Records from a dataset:
[Begin]
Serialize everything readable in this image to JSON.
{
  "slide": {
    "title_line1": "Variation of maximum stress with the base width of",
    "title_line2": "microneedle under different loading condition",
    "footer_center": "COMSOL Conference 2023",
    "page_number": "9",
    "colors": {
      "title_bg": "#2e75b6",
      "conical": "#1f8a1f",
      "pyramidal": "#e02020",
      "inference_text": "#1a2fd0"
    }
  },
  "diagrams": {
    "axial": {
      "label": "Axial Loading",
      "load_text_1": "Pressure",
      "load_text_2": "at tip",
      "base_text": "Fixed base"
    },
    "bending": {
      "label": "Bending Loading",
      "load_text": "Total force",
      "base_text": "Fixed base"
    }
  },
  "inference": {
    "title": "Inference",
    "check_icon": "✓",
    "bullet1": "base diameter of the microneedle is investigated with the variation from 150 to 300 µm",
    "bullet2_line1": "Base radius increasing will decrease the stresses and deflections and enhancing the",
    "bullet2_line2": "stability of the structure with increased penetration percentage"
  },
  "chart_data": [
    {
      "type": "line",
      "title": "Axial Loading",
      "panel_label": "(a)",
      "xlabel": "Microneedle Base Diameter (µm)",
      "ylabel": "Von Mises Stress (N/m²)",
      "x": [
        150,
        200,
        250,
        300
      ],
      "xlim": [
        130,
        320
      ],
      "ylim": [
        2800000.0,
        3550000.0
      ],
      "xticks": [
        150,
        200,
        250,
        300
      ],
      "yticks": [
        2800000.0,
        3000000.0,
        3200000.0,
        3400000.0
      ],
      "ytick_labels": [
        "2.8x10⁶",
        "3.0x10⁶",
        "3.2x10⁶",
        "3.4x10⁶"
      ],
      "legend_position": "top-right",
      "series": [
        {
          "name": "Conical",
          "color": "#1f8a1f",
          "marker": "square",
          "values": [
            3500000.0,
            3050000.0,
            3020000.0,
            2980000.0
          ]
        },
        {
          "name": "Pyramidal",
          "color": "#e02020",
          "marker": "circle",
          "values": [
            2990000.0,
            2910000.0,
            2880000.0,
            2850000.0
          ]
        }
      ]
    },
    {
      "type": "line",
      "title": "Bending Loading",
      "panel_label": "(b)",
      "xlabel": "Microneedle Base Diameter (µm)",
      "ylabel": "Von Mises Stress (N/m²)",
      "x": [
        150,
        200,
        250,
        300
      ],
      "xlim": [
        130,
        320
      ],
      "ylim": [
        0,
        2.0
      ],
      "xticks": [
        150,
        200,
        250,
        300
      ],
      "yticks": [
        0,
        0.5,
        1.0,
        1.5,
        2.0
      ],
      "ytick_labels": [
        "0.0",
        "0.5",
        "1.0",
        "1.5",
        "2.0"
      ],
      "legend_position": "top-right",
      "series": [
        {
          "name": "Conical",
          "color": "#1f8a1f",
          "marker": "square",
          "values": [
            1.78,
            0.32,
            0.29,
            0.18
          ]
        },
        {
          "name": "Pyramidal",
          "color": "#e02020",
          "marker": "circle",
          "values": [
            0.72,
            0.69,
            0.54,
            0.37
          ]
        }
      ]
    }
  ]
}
[End]
| Exercise prompt |
Set down the entries above again, word for word.

| Reply to the exercise |
Serialize everything readable in this image to JSON.
{
  "slide": {
    "title_line1": "Variation of maximum stress with the base width of",
    "title_line2": "microneedle under different loading condition",
    "footer_center": "COMSOL Conference 2023",
    "page_number": "9",
    "colors": {
      "title_bg": "#2e75b6",
      "conical": "#1f8a1f",
      "pyramidal": "#e02020",
      "inference_text": "#1a2fd0"
    }
  },
  "diagrams": {
    "axial": {
      "label": "Axial Loading",
      "load_text_1": "Pressure",
      "load_text_2": "at tip",
      "base_text": "Fixed base"
    },
    "bending": {
      "label": "Bending Loading",
      "load_text": "Total force",
      "base_text": "Fixed base"
    }
  },
  "inference": {
    "title": "Inference",
    "check_icon": "✓",
    "bullet1": "base diameter of the microneedle is investigated with the variation from 150 to 300 µm",
    "bullet2_line1": "Base radius increasing will decrease the stresses and deflections and enhancing the",
    "bullet2_line2": "stability of the structure with increased penetration percentage"
  },
  "chart_data": [
    {
      "type": "line",
      "title": "Axial Loading",
      "panel_label": "(a)",
      "xlabel": "Microneedle Base Diameter (µm)",
      "ylabel": "Von Mises Stress (N/m²)",
      "x": [
        150,
        200,
        250,
        300
      ],
      "xlim": [
        130,
        320
      ],
      "ylim": [
        2800000.0,
        3550000.0
      ],
      "xticks": [
        150,
        200,
        250,
        300
      ],
      "yticks": [
        2800000.0,
        3000000.0,
        3200000.0,
        3400000.0
      ],
      "ytick_labels": [
        "2.8x10⁶",
        "3.0x10⁶",
        "3.2x10⁶",
        "3.4x10⁶"
      ],
      "legend_position": "top-right",
      "series": [
        {
          "name": "Conical",
          "color": "#1f8a1f",
          "marker": "square",
          "values": [
            3500000.0,
            3050000.0,
            3020000.0,
            2980000.0
          ]
        },
        {
          "name": "Pyramidal",
          "color": "#e02020",
          "marker": "circle",
          "values": [
            2990000.0,
            2910000.0,
            2880000.0,
            2850000.0
          ]
        }
      ]
    },
    {
      "type": "line",
      "title": "Bending Loading",
      "panel_label": "(b)",
      "xlabel": "Microneedle Base Diameter (µm)",
      "ylabel": "Von Mises Stress (N/m²)",
      "x": [
        150,
        200,
        250,
        300
      ],
      "xlim": [
        130,
        320
      ],
      "ylim": [
        0,
        2.0
      ],
      "xticks": [
        150,
        200,
        250,
        300
      ],
      "yticks": [
        0,
        0.5,
        1.0,
        1.5,
        2.0
      ],
      "ytick_labels": [
        "0.0",
        "0.5",
        "1.0",
        "1.5",
        "2.0"
      ],
      "legend_position": "top-right",
      "series": [
        {
          "name": "Conical",
          "color": "#1f8a1f",
          "marker": "square",
          "values": [
            1.78,
            0.32,
            0.29,
            0.18
          ]
        },
        {
          "name": "Pyramidal",
          "color": "#e02020",
          "marker": "circle",
          "values": [
            0.72,
            0.69,
            0.54,
            0.37
          ]
        }
      ]
    }
  ]
}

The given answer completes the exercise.